RECORD SET:
## Start

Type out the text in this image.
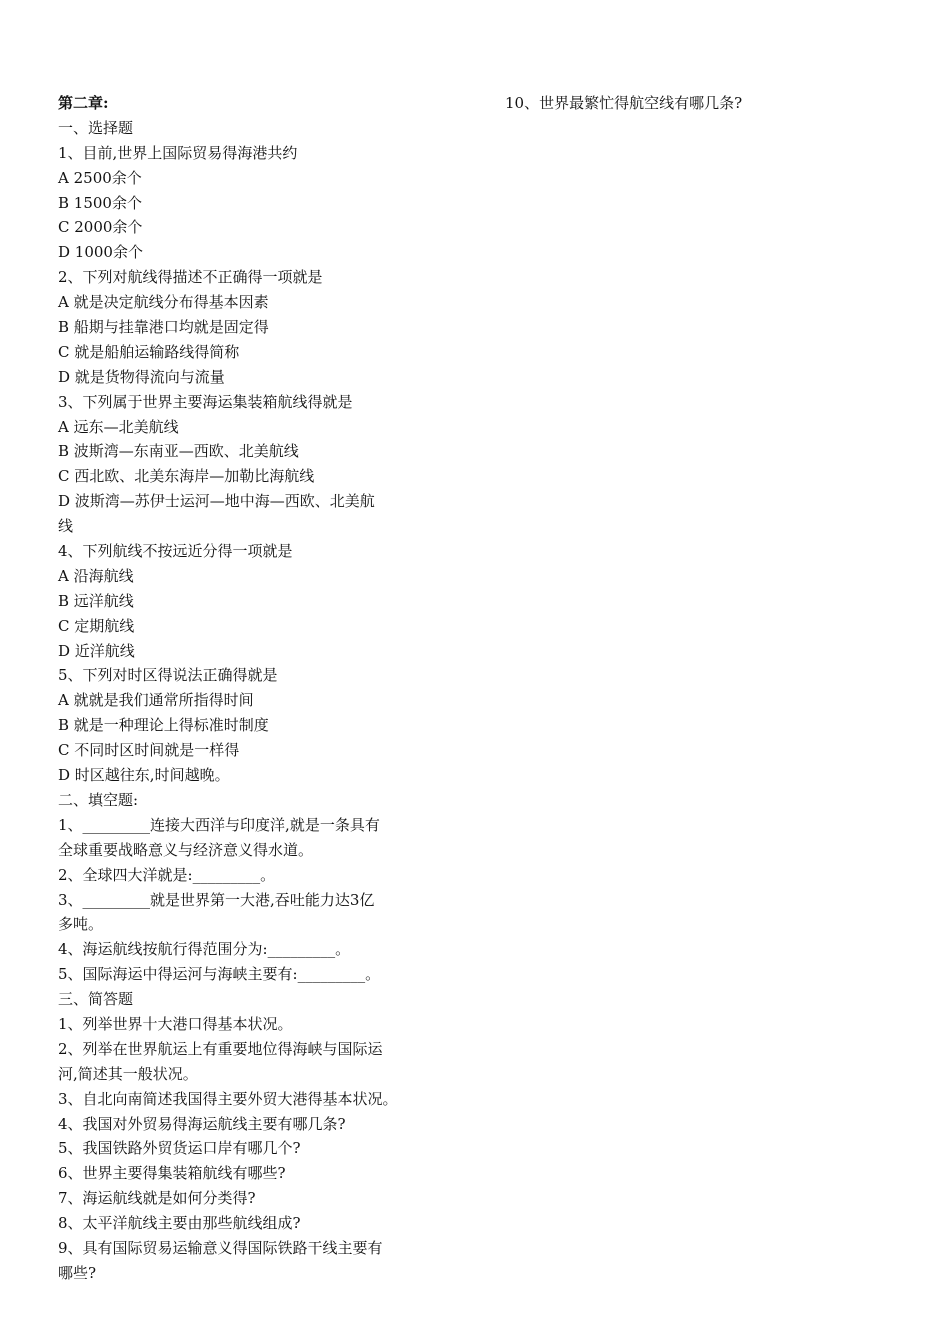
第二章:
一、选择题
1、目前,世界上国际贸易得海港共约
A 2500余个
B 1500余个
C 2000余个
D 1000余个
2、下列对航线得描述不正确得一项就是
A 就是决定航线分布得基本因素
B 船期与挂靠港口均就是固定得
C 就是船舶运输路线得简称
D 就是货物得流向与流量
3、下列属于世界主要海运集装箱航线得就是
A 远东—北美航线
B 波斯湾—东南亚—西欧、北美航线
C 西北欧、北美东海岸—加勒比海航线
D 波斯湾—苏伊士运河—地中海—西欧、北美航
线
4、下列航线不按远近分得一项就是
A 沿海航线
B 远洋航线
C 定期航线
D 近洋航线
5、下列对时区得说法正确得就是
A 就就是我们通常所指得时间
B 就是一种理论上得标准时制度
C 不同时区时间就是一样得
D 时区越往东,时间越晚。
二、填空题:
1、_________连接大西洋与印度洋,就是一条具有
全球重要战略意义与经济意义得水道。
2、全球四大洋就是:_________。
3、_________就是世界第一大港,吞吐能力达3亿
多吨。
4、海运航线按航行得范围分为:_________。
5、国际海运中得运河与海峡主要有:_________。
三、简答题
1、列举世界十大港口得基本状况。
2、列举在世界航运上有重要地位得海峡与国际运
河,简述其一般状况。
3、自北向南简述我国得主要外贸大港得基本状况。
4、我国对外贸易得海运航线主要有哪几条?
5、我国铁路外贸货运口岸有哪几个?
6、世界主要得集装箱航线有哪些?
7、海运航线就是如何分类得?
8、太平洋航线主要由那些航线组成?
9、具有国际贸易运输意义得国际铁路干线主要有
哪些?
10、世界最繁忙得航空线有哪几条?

## End

EXERCISE OBJECTIVE:
Leave out the pictures, and give all the records again exactly.

FINISHED EXERCISE:
Type out the text in this image.
第二章:
一、选择题
1、目前,世界上国际贸易得海港共约
A 2500余个
B 1500余个
C 2000余个
D 1000余个
2、下列对航线得描述不正确得一项就是
A 就是决定航线分布得基本因素
B 船期与挂靠港口均就是固定得
C 就是船舶运输路线得简称
D 就是货物得流向与流量
3、下列属于世界主要海运集装箱航线得就是
A 远东—北美航线
B 波斯湾—东南亚—西欧、北美航线
C 西北欧、北美东海岸—加勒比海航线
D 波斯湾—苏伊士运河—地中海—西欧、北美航
线
4、下列航线不按远近分得一项就是
A 沿海航线
B 远洋航线
C 定期航线
D 近洋航线
5、下列对时区得说法正确得就是
A 就就是我们通常所指得时间
B 就是一种理论上得标准时制度
C 不同时区时间就是一样得
D 时区越往东,时间越晚。
二、填空题:
1、_________连接大西洋与印度洋,就是一条具有
全球重要战略意义与经济意义得水道。
2、全球四大洋就是:_________。
3、_________就是世界第一大港,吞吐能力达3亿
多吨。
4、海运航线按航行得范围分为:_________。
5、国际海运中得运河与海峡主要有:_________。
三、简答题
1、列举世界十大港口得基本状况。
2、列举在世界航运上有重要地位得海峡与国际运
河,简述其一般状况。
3、自北向南简述我国得主要外贸大港得基本状况。
4、我国对外贸易得海运航线主要有哪几条?
5、我国铁路外贸货运口岸有哪几个?
6、世界主要得集装箱航线有哪些?
7、海运航线就是如何分类得?
8、太平洋航线主要由那些航线组成?
9、具有国际贸易运输意义得国际铁路干线主要有
哪些?
10、世界最繁忙得航空线有哪几条?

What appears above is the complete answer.